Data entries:

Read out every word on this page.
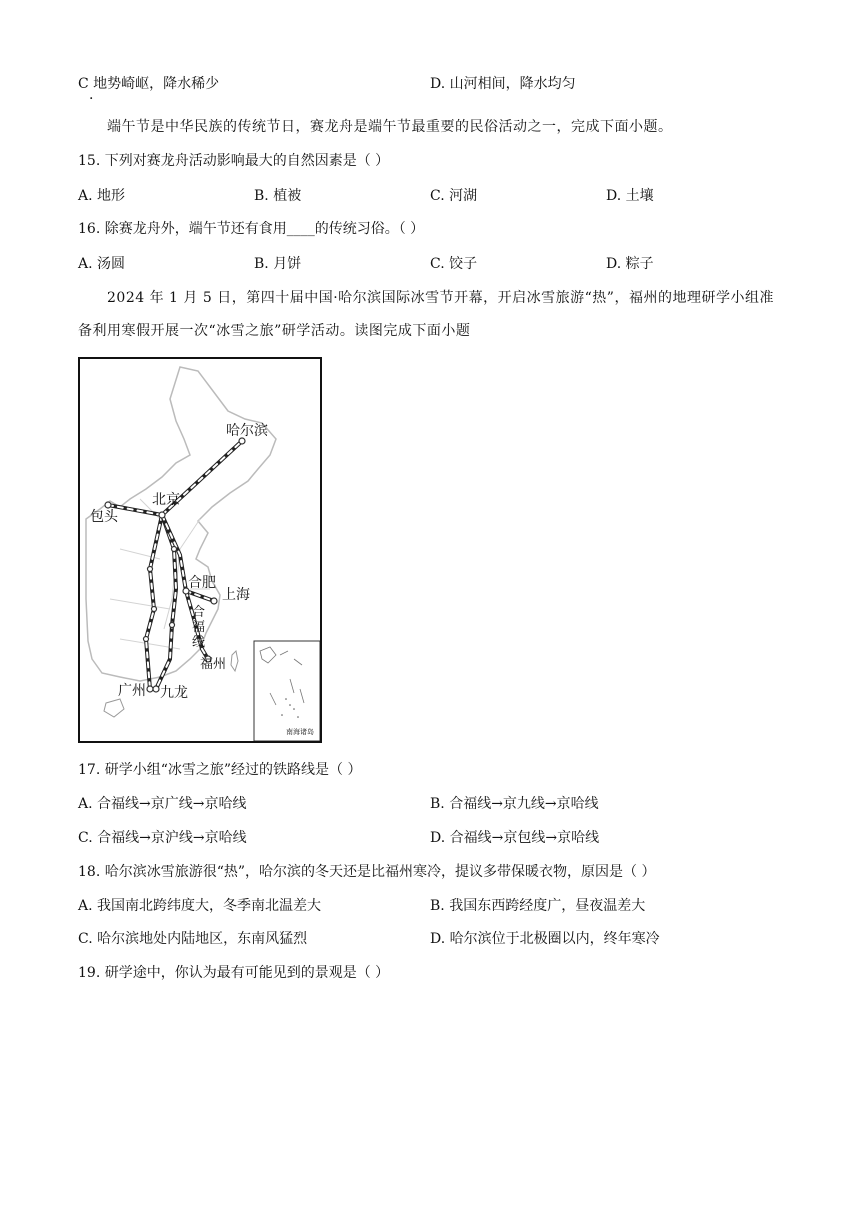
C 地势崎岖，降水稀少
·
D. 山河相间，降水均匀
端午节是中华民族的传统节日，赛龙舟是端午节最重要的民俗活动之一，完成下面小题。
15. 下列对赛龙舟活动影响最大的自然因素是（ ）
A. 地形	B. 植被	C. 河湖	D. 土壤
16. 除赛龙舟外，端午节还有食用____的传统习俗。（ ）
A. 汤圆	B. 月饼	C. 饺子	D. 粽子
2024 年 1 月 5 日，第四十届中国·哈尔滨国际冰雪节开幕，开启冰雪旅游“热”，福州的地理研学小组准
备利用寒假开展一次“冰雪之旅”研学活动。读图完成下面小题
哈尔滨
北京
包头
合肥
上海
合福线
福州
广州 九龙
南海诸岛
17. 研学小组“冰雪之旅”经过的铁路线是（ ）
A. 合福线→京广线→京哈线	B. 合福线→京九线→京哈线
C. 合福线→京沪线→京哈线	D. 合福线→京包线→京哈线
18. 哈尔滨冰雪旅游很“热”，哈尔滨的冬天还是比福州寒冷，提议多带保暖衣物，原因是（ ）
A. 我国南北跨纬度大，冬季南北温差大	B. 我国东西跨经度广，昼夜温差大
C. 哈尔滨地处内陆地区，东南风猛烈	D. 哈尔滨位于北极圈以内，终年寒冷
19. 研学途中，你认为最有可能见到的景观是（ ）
==
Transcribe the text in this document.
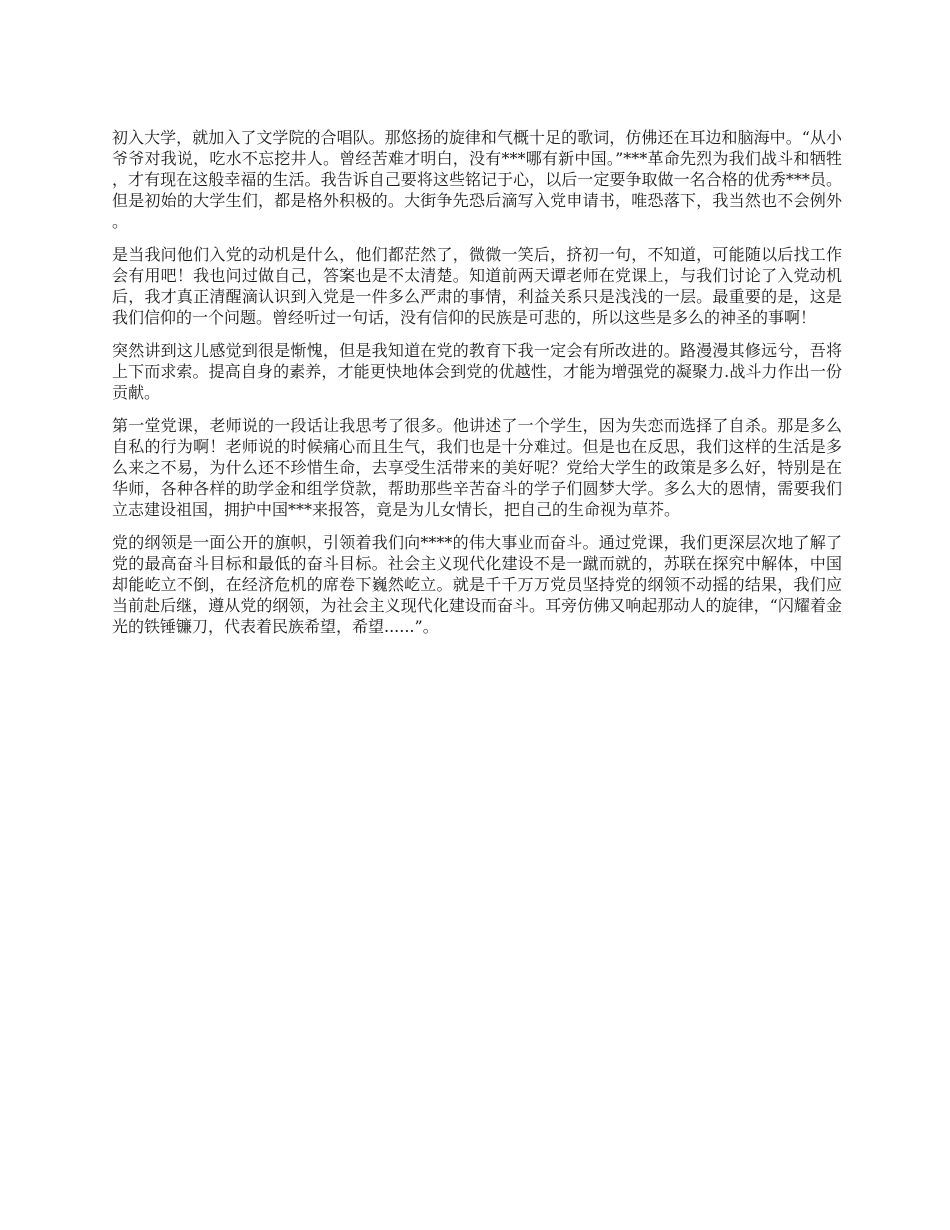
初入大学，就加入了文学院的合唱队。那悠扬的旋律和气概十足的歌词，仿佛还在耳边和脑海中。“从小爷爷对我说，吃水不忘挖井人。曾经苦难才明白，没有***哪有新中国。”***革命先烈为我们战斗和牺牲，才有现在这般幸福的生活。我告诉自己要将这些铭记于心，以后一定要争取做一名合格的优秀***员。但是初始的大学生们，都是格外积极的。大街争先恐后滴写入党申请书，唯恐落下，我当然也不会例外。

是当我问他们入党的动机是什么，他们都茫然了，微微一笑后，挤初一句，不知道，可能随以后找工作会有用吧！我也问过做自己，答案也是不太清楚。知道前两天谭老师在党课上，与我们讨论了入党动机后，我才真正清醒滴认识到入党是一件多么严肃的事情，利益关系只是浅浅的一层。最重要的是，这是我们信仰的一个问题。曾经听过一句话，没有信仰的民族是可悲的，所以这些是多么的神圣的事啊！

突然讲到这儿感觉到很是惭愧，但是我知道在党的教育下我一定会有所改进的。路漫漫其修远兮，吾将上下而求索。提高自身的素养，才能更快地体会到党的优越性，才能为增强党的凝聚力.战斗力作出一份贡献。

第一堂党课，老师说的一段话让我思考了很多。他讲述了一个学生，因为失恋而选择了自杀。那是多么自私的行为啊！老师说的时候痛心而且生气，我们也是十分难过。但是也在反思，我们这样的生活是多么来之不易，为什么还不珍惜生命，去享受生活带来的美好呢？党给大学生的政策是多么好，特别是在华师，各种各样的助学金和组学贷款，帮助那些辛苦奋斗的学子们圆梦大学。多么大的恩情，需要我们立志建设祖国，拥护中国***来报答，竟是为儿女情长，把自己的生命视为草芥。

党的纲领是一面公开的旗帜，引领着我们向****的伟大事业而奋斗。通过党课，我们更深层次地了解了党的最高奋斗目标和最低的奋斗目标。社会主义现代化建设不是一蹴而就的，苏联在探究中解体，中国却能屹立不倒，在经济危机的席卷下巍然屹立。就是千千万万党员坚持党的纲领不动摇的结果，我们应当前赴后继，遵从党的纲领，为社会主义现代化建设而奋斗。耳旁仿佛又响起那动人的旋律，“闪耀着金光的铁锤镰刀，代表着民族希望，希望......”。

SET EXERCISE:
Pull every line containing "this" out of the records.

EXERCISE ANSWER:
Read out every word on this page.
Transcribe the text in this document.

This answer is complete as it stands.